Activity: Determine the number of lines in the data that contain "dùng", and write only that number.

(Page content transcription data)
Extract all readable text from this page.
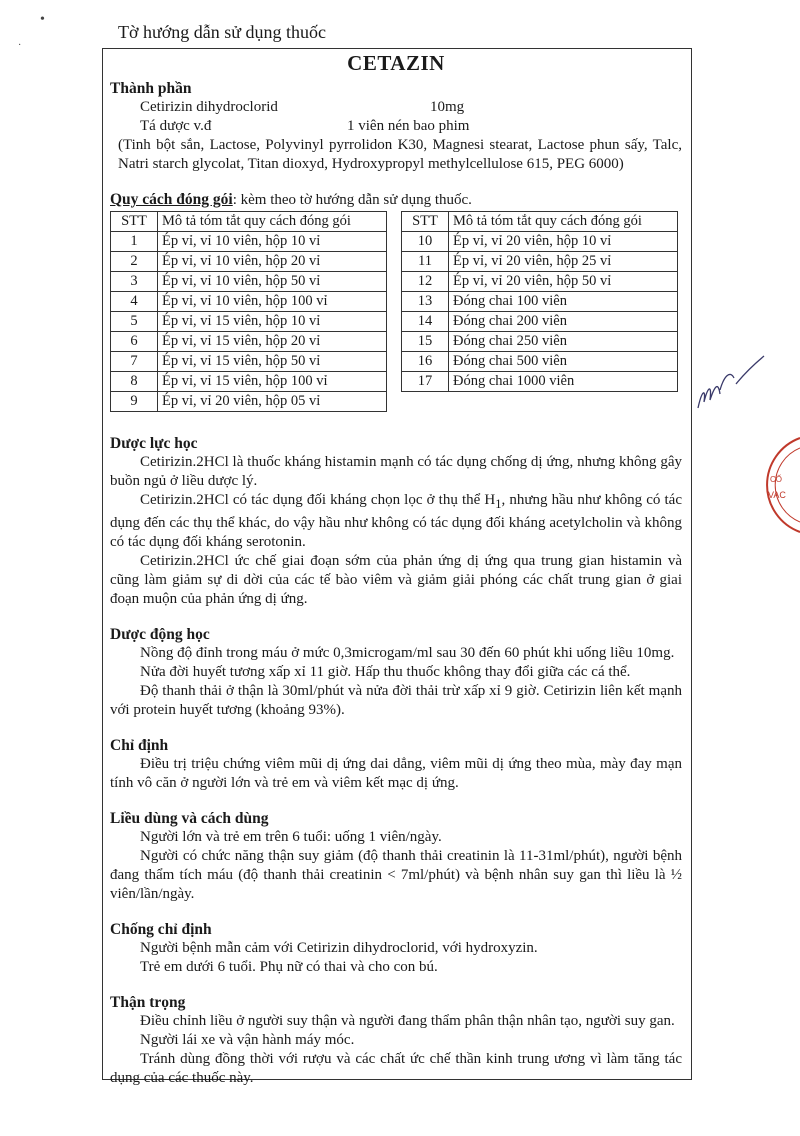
Tờ hướng dẫn sử dụng thuốc
CETAZIN

Thành phần

Cetirizin dihydroclorid	10mg
Tá dược v.đ	1 viên nén bao phim

(Tinh bột sắn, Lactose, Polyvinyl pyrrolidon K30, Magnesi stearat, Lactose phun sấy, Talc, Natri starch glycolat, Titan dioxyd, Hydroxypropyl methylcellulose 615, PEG 6000)

Quy cách đóng gói: kèm theo tờ hướng dẫn sử dụng thuốc.

STT	Mô tả tóm tắt quy cách đóng gói
1	Ép vỉ, vỉ 10 viên, hộp 10 vỉ
2	Ép vỉ, vỉ 10 viên, hộp 20 vỉ
3	Ép vỉ, vỉ 10 viên, hộp 50 vỉ
4	Ép vỉ, vỉ 10 viên, hộp 100 vỉ
5	Ép vỉ, vỉ 15 viên, hộp 10 vỉ
6	Ép vỉ, vỉ 15 viên, hộp 20 vỉ
7	Ép vỉ, vỉ 15 viên, hộp 50 vỉ
8	Ép vỉ, vỉ 15 viên, hộp 100 vỉ
9	Ép vỉ, vỉ 20 viên, hộp 05 vỉ
STT	Mô tả tóm tắt quy cách đóng gói
10	Ép vỉ, vỉ 20 viên, hộp 10 vỉ
11	Ép vỉ, vỉ 20 viên, hộp 25 vỉ
12	Ép vỉ, vỉ 20 viên, hộp 50 vỉ
13	Đóng chai 100 viên
14	Đóng chai 200 viên
15	Đóng chai 250 viên
16	Đóng chai 500 viên
17	Đóng chai 1000 viên

Dược lực học

Cetirizin.2HCl là thuốc kháng histamin mạnh có tác dụng chống dị ứng, nhưng không gây buồn ngủ ở liều dược lý.

Cetirizin.2HCl có tác dụng đối kháng chọn lọc ở thụ thể $H_1$, nhưng hầu như không có tác dụng đến các thụ thể khác, do vậy hầu như không có tác dụng đối kháng acetylcholin và không có tác dụng đối kháng serotonin.

Cetirizin.2HCl ức chế giai đoạn sớm của phản ứng dị ứng qua trung gian histamin và cũng làm giảm sự di dời của các tế bào viêm và giảm giải phóng các chất trung gian ở giai đoạn muộn của phản ứng dị ứng.

Dược động học

Nồng độ đỉnh trong máu ở mức 0,3microgam/ml sau 30 đến 60 phút khi uống liều 10mg.

Nửa đời huyết tương xấp xỉ 11 giờ. Hấp thu thuốc không thay đổi giữa các cá thể.

Độ thanh thải ở thận là 30ml/phút và nửa đời thải trừ xấp xỉ 9 giờ. Cetirizin liên kết mạnh với protein huyết tương (khoảng 93%).

Chỉ định

Điều trị triệu chứng viêm mũi dị ứng dai dẳng, viêm mũi dị ứng theo mùa, mày đay mạn tính vô căn ở người lớn và trẻ em và viêm kết mạc dị ứng.

Liều dùng và cách dùng

Người lớn và trẻ em trên 6 tuổi: uống 1 viên/ngày.

Người có chức năng thận suy giảm (độ thanh thải creatinin là 11-31ml/phút), người bệnh đang thẩm tích máu (độ thanh thải creatinin < 7ml/phút) và bệnh nhân suy gan thì liều là ½ viên/lần/ngày.

Chống chỉ định

Người bệnh mẫn cảm với Cetirizin dihydroclorid, với hydroxyzin.

Trẻ em dưới 6 tuổi. Phụ nữ có thai và cho con bú.

Thận trọng

Điều chỉnh liều ở người suy thận và người đang thẩm phân thận nhân tạo, người suy gan.

Người lái xe và vận hành máy móc.

Tránh dùng đồng thời với rượu và các chất ức chế thần kinh trung ương vì làm tăng tác dụng của các thuốc này.

CỐ
VAC
•
·
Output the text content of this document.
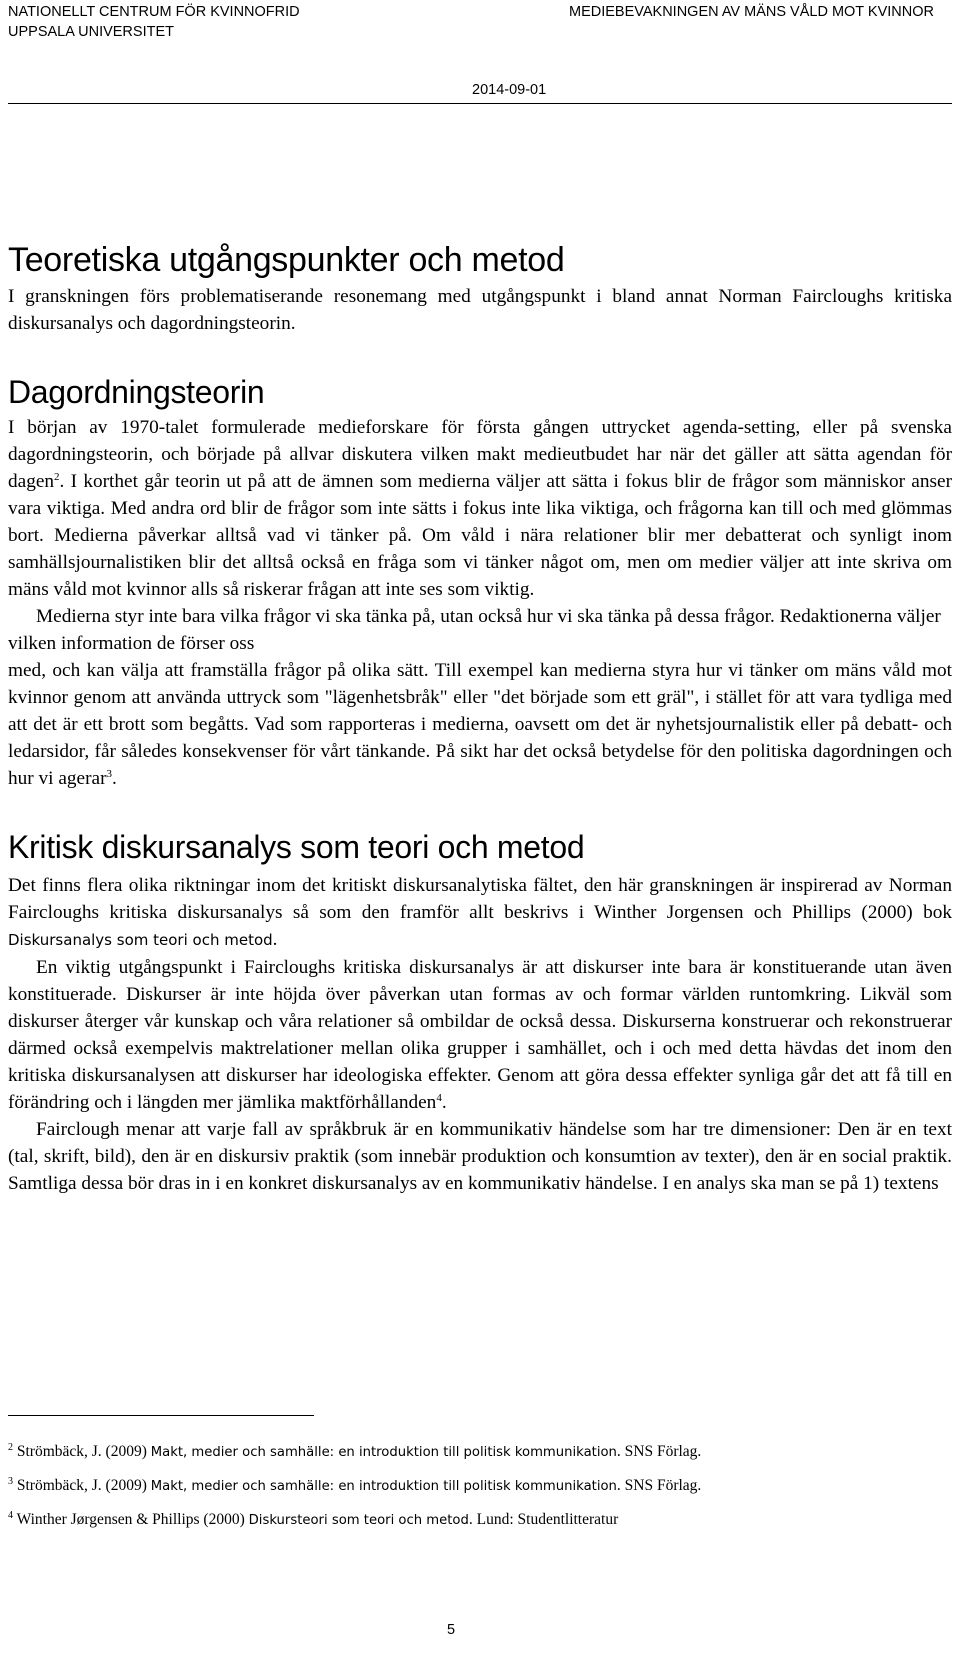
NATIONELLT CENTRUM FÖR KVINNOFRID
UPPSALA UNIVERSITET
MEDIEBEVAKNINGEN AV MÄNS VÅLD MOT KVINNOR
2014-09-01
Teoretiska utgångspunkter och metod

I granskningen förs problematiserande resonemang med utgångspunkt i bland annat Norman Faircloughs kritiska diskursanalys och dagordningsteorin.

Dagordningsteorin

I början av 1970-talet formulerade medieforskare för första gången uttrycket agenda-setting, eller på svenska dagordningsteorin, och började på allvar diskutera vilken makt medieutbudet har när det gäller att sätta agendan för dagen$^2$. I korthet går teorin ut på att de ämnen som medierna väljer att sätta i fokus blir de frågor som människor anser vara viktiga. Med andra ord blir de frågor som inte sätts i fokus inte lika viktiga, och frågorna kan till och med glömmas bort. Medierna påverkar alltså vad vi tänker på. Om våld i nära relationer blir mer debatterat och synligt inom samhällsjournalistiken blir det alltså också en fråga som vi tänker något om, men om medier väljer att inte skriva om mäns våld mot kvinnor alls så riskerar frågan att inte ses som viktig.

Medierna styr inte bara vilka frågor vi ska tänka på, utan också hur vi ska tänka på dessa frågor. Redaktionerna väljer vilken information de förser oss

med, och kan välja att framställa frågor på olika sätt. Till exempel kan medierna styra hur vi tänker om mäns våld mot kvinnor genom att använda uttryck som "lägenhetsbråk" eller "det började som ett gräl", i stället för att vara tydliga med att det är ett brott som begåtts. Vad som rapporteras i medierna, oavsett om det är nyhetsjournalistik eller på debatt- och ledarsidor, får således konsekvenser för vårt tänkande. På sikt har det också betydelse för den politiska dagordningen och hur vi agerar$^3$.

Kritisk diskursanalys som teori och metod

Det finns flera olika riktningar inom det kritiskt diskursanalytiska fältet, den här granskningen är inspirerad av Norman Faircloughs kritiska diskursanalys så som den framför allt beskrivs i Winther Jorgensen och Phillips (2000) bok Diskursanalys som teori och metod.

En viktig utgångspunkt i Faircloughs kritiska diskursanalys är att diskurser inte bara är konstituerande utan även konstituerade. Diskurser är inte höjda över påverkan utan formas av och formar världen runtomkring. Likväl som diskurser återger vår kunskap och våra relationer så ombildar de också dessa. Diskurserna konstruerar och rekonstruerar därmed också exempelvis maktrelationer mellan olika grupper i samhället, och i och med detta hävdas det inom den kritiska diskursanalysen att diskurser har ideologiska effekter. Genom att göra dessa effekter synliga går det att få till en förändring och i längden mer jämlika maktförhållanden$^4$.

Fairclough menar att varje fall av språkbruk är en kommunikativ händelse som har tre dimensioner: Den är en text (tal, skrift, bild), den är en diskursiv praktik (som innebär produktion och konsumtion av texter), den är en social praktik. Samtliga dessa bör dras in i en konkret diskursanalys av en kommunikativ händelse. I en analys ska man se på 1) textens

$^2$ Strömbäck, J. (2009) Makt, medier och samhälle: en introduktion till politisk kommunikation. SNS Förlag.
$^3$ Strömbäck, J. (2009) Makt, medier och samhälle: en introduktion till politisk kommunikation. SNS Förlag.
$^4$ Winther Jørgensen & Phillips (2000) Diskursteori som teori och metod. Lund: Studentlitteratur
5
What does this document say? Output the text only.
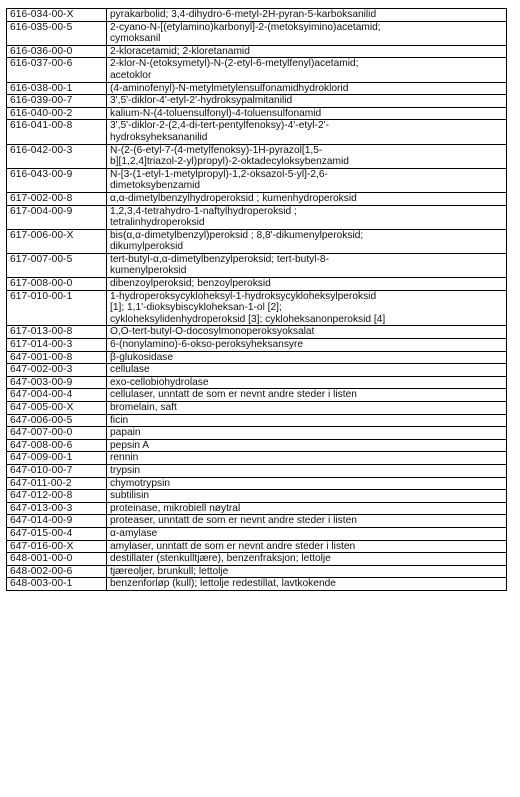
616-034-00-X	pyrakarbolid; 3,4-dihydro-6-metyl-2H-pyran-5-karboksanilid
616-035-00-5	2-cyano-N-[(etylamino)karbonyl]-2-(metoksyimino)acetamid;
cymoksanil
616-036-00-0	2-kloracetamid; 2-kloretanamid
616-037-00-6	2-klor-N-(etoksymetyl)-N-(2-etyl-6-metylfenyl)acetamid;
acetoklor
616-038-00-1	(4-aminofenyl)-N-metylmetylensulfonamidhydroklorid
616-039-00-7	3',5'-diklor-4'-etyl-2'-hydroksypalmitanilid
616-040-00-2	kalium-N-(4-toluensulfonyl)-4-toluensulfonamid
616-041-00-8	3',5'-diklor-2-(2,4-di-tert-pentylfenoksy)-4'-etyl-2'-
hydroksyheksananilid
616-042-00-3	N-(2-(6-etyl-7-(4-metylfenoksy)-1H-pyrazol[1,5-
b][1,2,4]triazol-2-yl)propyl)-2-oktadecyloksybenzamid
616-043-00-9	N-[3-(1-etyl-1-metylpropyl)-1,2-oksazol-5-yl]-2,6-
dimetoksybenzamid
617-002-00-8	α,α-dimetylbenzylhydroperoksid ; kumenhydroperoksid
617-004-00-9	1,2,3,4-tetrahydro-1-naftylhydroperoksid ;
tetralinhydroperoksid
617-006-00-X	bis(α,α-dimetylbenzyl)peroksid ; 8,8'-dikumenylperoksid;
dikumylperoksid
617-007-00-5	tert-butyl-α,α-dimetylbenzylperoksid; tert-butyl-8-
kumenylperoksid
617-008-00-0	dibenzoylperoksid; benzoylperoksid
617-010-00-1	1-hydroperoksycykloheksyl-1-hydroksycykloheksylperoksid
[1]; 1,1'-dioksybiscykloheksan-1-ol [2];
cykloheksylidenhydroperoksid [3]; cykloheksanonperoksid [4]
617-013-00-8	O,O-tert-butyl-O-docosylmonoperoksyoksalat
617-014-00-3	6-(nonylamino)-6-okso-peroksyheksansyre
647-001-00-8	β-glukosidase
647-002-00-3	cellulase
647-003-00-9	exo-cellobiohydrolase
647-004-00-4	cellulaser, unntatt de som er nevnt andre steder i listen
647-005-00-X	bromelain, saft
647-006-00-5	ficin
647-007-00-0	papain
647-008-00-6	pepsin A
647-009-00-1	rennin
647-010-00-7	trypsin
647-011-00-2	chymotrypsin
647-012-00-8	subtilisin
647-013-00-3	proteinase, mikrobiell nøytral
647-014-00-9	proteaser, unntatt de som er nevnt andre steder i listen
647-015-00-4	α-amylase
647-016-00-X	amylaser, unntatt de som er nevnt andre steder i listen
648-001-00-0	destillater (stenkulltjære), benzenfraksjon; lettolje
648-002-00-6	tjæreoljer, brunkull; lettolje
648-003-00-1	benzenforløp (kull); lettolje redestillat, lavtkokende
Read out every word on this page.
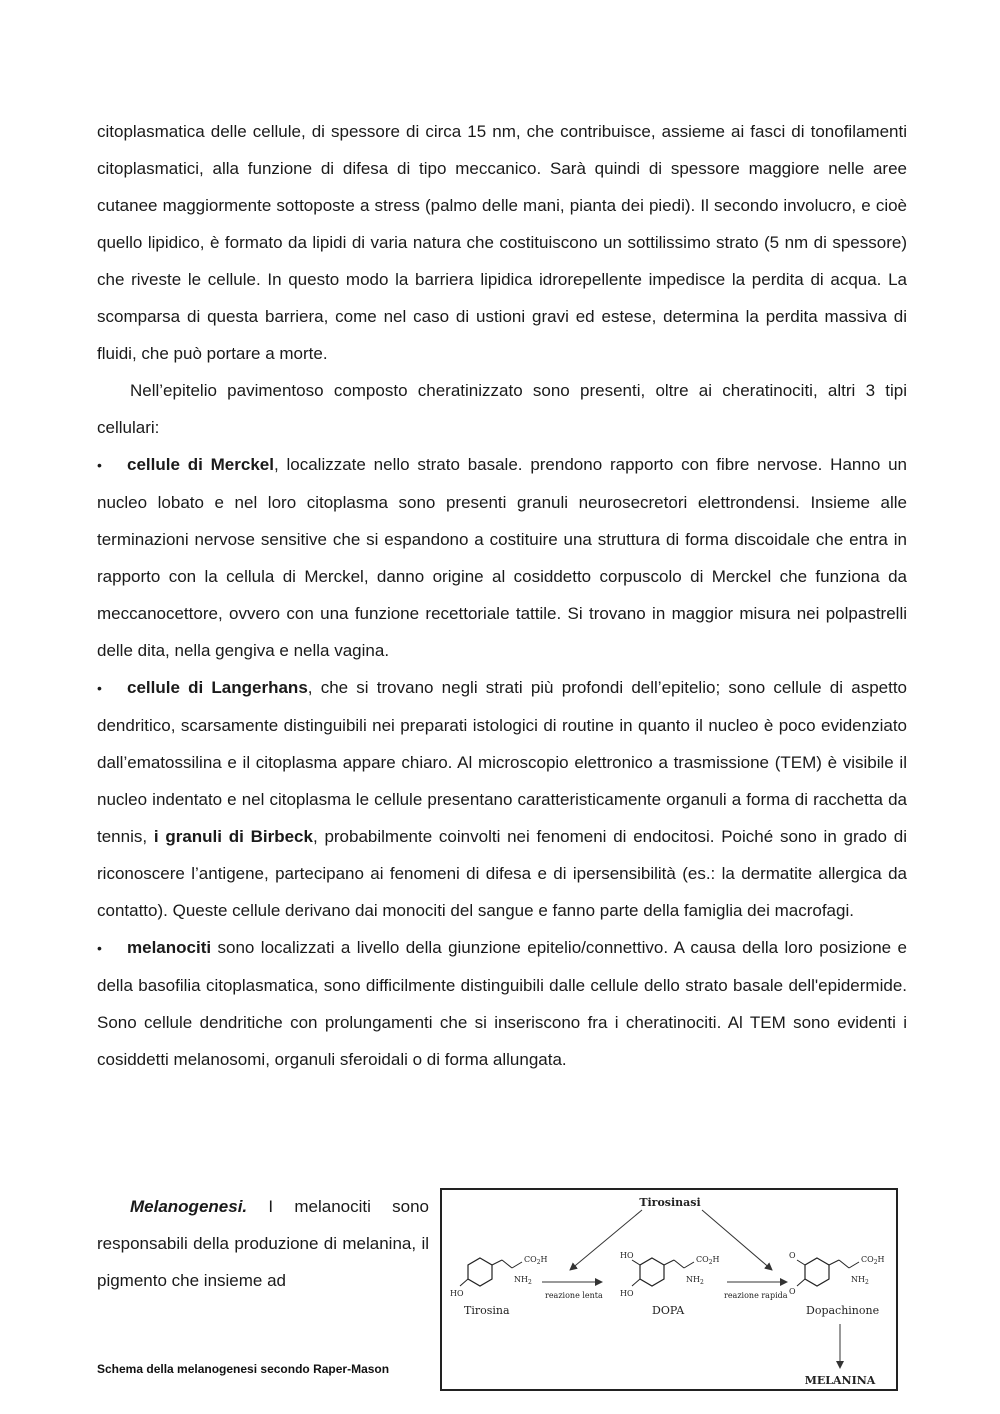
citoplasmatica delle cellule, di spessore di circa 15 nm, che contribuisce, assieme ai fasci di tonofilamenti citoplasmatici, alla funzione di difesa di tipo meccanico. Sarà quindi di spessore maggiore nelle aree cutanee maggiormente sottoposte a stress (palmo delle mani, pianta dei piedi). Il secondo involucro, e cioè quello lipidico, è formato da lipidi di varia natura che costituiscono un sottilissimo strato (5 nm di spessore) che riveste le cellule. In questo modo la barriera lipidica idrorepellente impedisce la perdita di acqua. La scomparsa di questa barriera, come nel caso di ustioni gravi ed estese, determina la perdita massiva di fluidi, che può portare a morte.

Nell’epitelio pavimentoso composto cheratinizzato sono presenti, oltre ai cheratinociti, altri 3 tipi cellulari:

• cellule di Merckel, localizzate nello strato basale. prendono rapporto con fibre nervose. Hanno un nucleo lobato e nel loro citoplasma sono presenti granuli neurosecretori elettrondensi. Insieme alle terminazioni nervose sensitive che si espandono a costituire una struttura di forma discoidale che entra in rapporto con la cellula di Merckel, danno origine al cosiddetto corpuscolo di Merckel che funziona da meccanocettore, ovvero con una funzione recettoriale tattile. Si trovano in maggior misura nei polpastrelli delle dita, nella gengiva e nella vagina.

• cellule di Langerhans, che si trovano negli strati più profondi dell’epitelio; sono cellule di aspetto dendritico, scarsamente distinguibili nei preparati istologici di routine in quanto il nucleo è poco evidenziato dall’ematossilina e il citoplasma appare chiaro. Al microscopio elettronico a trasmissione (TEM) è visibile il nucleo indentato e nel citoplasma le cellule presentano caratteristicamente organuli a forma di racchetta da tennis, i granuli di Birbeck, probabilmente coinvolti nei fenomeni di endocitosi. Poiché sono in grado di riconoscere l’antigene, partecipano ai fenomeni di difesa e di ipersensibilità (es.: la dermatite allergica da contatto). Queste cellule derivano dai monociti del sangue e fanno parte della famiglia dei macrofagi.

• melanociti sono localizzati a livello della giunzione epitelio/connettivo. A causa della loro posizione e della basofilia citoplasmatica, sono difficilmente distinguibili dalle cellule dello strato basale dell'epidermide. Sono cellule dendritiche con prolungamenti che si inseriscono fra i cheratinociti. Al TEM sono evidenti i cosiddetti melanosomi, organuli sferoidali o di forma allungata.

Melanogenesi. I melanociti sono responsabili della produzione di melanina, il pigmento che insieme ad

Schema della melanogenesi secondo Raper-Mason
Tirosinasi
HO
$CO_2H$
$NH_2$
Tirosina
reazione lenta
HO
HO
$CO_2H$
$NH_2$
DOPA
reazione rapida
O
O
$CO_2H$
$NH_2$
Dopachinone
MELANINA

Expected answer: 2